Lines of data:
§
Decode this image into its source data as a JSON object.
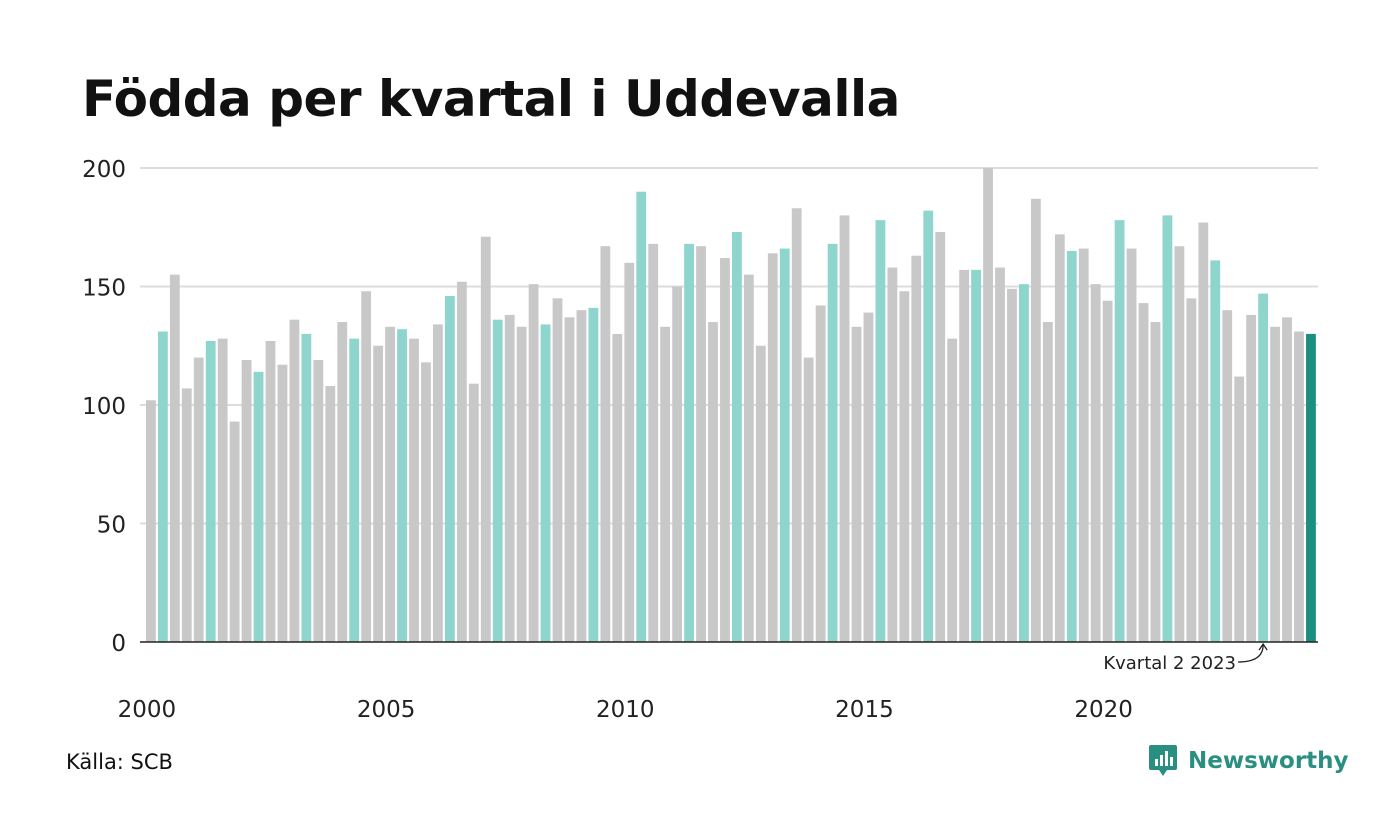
{
  "title": "Födda per kvartal i Uddevalla",
  "source": "Källa: SCB",
  "brand": "Newsworthy",
  "colors": {
    "bar_default": "#c8c8c8",
    "bar_q2": "#8dd5cd",
    "bar_latest": "#1a8e80",
    "grid": "#dcdcdc",
    "axis": "#222222",
    "brand": "#2a8f80"
  },
  "chart_data": {
    "type": "bar",
    "ylim": [
      0,
      200
    ],
    "yticks": [
      0,
      50,
      100,
      150,
      200
    ],
    "xticks": [
      "2000",
      "2005",
      "2010",
      "2015",
      "2020"
    ],
    "grid": true,
    "start_year": 2000,
    "highlight": "Kvartal 2 2023",
    "annotation": "Kvartal 2 2023",
    "values": [
      102,
      131,
      155,
      107,
      120,
      127,
      128,
      93,
      119,
      114,
      127,
      117,
      136,
      130,
      119,
      108,
      135,
      128,
      148,
      125,
      133,
      132,
      128,
      118,
      134,
      146,
      152,
      109,
      171,
      136,
      138,
      133,
      151,
      134,
      145,
      137,
      140,
      141,
      167,
      130,
      160,
      190,
      168,
      133,
      150,
      168,
      167,
      135,
      162,
      173,
      155,
      125,
      164,
      166,
      183,
      120,
      142,
      168,
      180,
      133,
      139,
      178,
      158,
      148,
      163,
      182,
      173,
      128,
      157,
      157,
      200,
      158,
      149,
      151,
      187,
      135,
      172,
      165,
      166,
      151,
      144,
      178,
      166,
      143,
      135,
      180,
      167,
      145,
      177,
      161,
      140,
      112,
      138,
      147,
      133,
      137,
      131,
      130
    ]
  }
}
§
PROBLEM REQUIREMENTS:
Print all of the records shown above exactly, leaving out each picture.

SOLVED PROBLEM:
Decode this image into its source data as a JSON object.
{
  "title": "Födda per kvartal i Uddevalla",
  "source": "Källa: SCB",
  "brand": "Newsworthy",
  "colors": {
    "bar_default": "#c8c8c8",
    "bar_q2": "#8dd5cd",
    "bar_latest": "#1a8e80",
    "grid": "#dcdcdc",
    "axis": "#222222",
    "brand": "#2a8f80"
  },
  "chart_data": {
    "type": "bar",
    "ylim": [
      0,
      200
    ],
    "yticks": [
      0,
      50,
      100,
      150,
      200
    ],
    "xticks": [
      "2000",
      "2005",
      "2010",
      "2015",
      "2020"
    ],
    "grid": true,
    "start_year": 2000,
    "highlight": "Kvartal 2 2023",
    "annotation": "Kvartal 2 2023",
    "values": [
      102,
      131,
      155,
      107,
      120,
      127,
      128,
      93,
      119,
      114,
      127,
      117,
      136,
      130,
      119,
      108,
      135,
      128,
      148,
      125,
      133,
      132,
      128,
      118,
      134,
      146,
      152,
      109,
      171,
      136,
      138,
      133,
      151,
      134,
      145,
      137,
      140,
      141,
      167,
      130,
      160,
      190,
      168,
      133,
      150,
      168,
      167,
      135,
      162,
      173,
      155,
      125,
      164,
      166,
      183,
      120,
      142,
      168,
      180,
      133,
      139,
      178,
      158,
      148,
      163,
      182,
      173,
      128,
      157,
      157,
      200,
      158,
      149,
      151,
      187,
      135,
      172,
      165,
      166,
      151,
      144,
      178,
      166,
      143,
      135,
      180,
      167,
      145,
      177,
      161,
      140,
      112,
      138,
      147,
      133,
      137,
      131,
      130
    ]
  }
}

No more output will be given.